*O QUE FAZER:* Pode copiar, sem nenhuma alteração, o trecho do texto sobre o arminianismo que começa com as palavras que contêm "Como entendermos essa" e termina em "de nossa exposição."?

*TRECHO APRESENTADO:*
Já abordamos, em nossa sequencia de artigos, dois pontos do arminianismo: o primeiro a respeito da eleição e o segundo sobre a expiação. Já foi possível constatar que, Deus elegeu corporativamente a Igreja e que Jesus morreu por todos, fazendo expiação pelos pecados da humanidade e tornando a salvação potencial. Aquele que crer será salvo, relatou Marcos, provavelmente sob a supervisão de Pedro (Mc 16.16). Essa passagem nos dá a ideia de que o homem pode escolher positiva ou negativamente a opção de Deus, pois aquele que não crer será condenado.
Como entendermos essa questão? O homem, por si só, realmente tem condições de escolher a Deus? Até que ponto os efeitos da queda atingiram a raça humana? O arminianismo ensina o livre-arbítrio e o calvinismo, por sua vez, ensina a livre-agência. Qual seria a diferença entre as duas terminologias? Veremos, doravante, a explicação da doutrina da depravação total, e as perguntas supracitadas poderão ser respondidas no decorrer de nossa exposição.

*DADOS REGISTRADOS:*
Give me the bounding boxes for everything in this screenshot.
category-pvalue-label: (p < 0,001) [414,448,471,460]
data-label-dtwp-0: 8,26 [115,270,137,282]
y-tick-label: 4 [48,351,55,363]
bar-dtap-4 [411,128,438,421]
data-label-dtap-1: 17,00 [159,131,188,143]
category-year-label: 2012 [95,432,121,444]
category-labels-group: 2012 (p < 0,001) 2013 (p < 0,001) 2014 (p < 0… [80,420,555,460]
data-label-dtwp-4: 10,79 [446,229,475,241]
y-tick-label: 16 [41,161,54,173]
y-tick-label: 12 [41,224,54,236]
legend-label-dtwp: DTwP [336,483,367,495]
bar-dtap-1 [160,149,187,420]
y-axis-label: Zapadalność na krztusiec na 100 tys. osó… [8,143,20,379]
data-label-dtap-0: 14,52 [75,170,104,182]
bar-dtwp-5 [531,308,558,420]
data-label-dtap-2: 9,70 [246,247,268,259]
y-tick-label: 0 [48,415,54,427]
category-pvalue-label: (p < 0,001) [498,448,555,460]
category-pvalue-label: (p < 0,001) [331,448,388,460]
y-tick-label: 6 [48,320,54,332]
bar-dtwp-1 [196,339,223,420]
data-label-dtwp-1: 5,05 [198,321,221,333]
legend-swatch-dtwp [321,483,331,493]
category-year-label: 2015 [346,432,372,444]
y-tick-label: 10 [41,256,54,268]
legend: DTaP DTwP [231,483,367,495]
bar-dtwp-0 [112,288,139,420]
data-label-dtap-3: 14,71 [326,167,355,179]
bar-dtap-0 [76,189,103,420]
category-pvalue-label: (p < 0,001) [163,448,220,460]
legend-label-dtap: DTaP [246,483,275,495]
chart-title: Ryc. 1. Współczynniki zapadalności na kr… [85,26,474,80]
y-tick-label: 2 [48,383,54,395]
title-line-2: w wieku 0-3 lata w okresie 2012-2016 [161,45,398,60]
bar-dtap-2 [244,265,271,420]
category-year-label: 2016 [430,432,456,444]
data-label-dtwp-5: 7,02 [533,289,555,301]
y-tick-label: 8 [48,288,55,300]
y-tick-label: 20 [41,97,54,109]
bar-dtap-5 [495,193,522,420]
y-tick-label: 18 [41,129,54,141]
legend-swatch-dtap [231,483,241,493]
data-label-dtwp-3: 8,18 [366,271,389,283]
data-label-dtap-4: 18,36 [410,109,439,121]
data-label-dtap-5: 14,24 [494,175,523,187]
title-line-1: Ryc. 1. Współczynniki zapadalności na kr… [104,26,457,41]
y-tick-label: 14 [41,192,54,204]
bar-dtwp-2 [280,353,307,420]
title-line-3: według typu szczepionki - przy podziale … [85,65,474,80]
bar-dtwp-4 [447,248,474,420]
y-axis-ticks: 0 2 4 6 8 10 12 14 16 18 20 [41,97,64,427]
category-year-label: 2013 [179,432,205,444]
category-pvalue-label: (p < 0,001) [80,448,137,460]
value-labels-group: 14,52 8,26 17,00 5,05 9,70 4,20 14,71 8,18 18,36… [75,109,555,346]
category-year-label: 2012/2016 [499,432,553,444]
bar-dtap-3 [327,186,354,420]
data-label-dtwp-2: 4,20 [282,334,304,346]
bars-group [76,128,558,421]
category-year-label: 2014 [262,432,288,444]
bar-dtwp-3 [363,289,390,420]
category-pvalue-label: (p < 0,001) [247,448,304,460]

*RESPOSTA ESPERADA:*
Como entendermos essa questão? O homem, por si só, realmente tem condições de escolher a Deus? Até que ponto os efeitos da queda atingiram a raça humana? O arminianismo ensina o livre-arbítrio e o calvinismo, por sua vez, ensina a livre-agência. Qual seria a diferença entre as duas terminologias? Veremos, doravante, a explicação da doutrina da depravação total, e as perguntas supracitadas poderão ser respondidas no decorrer de nossa exposição.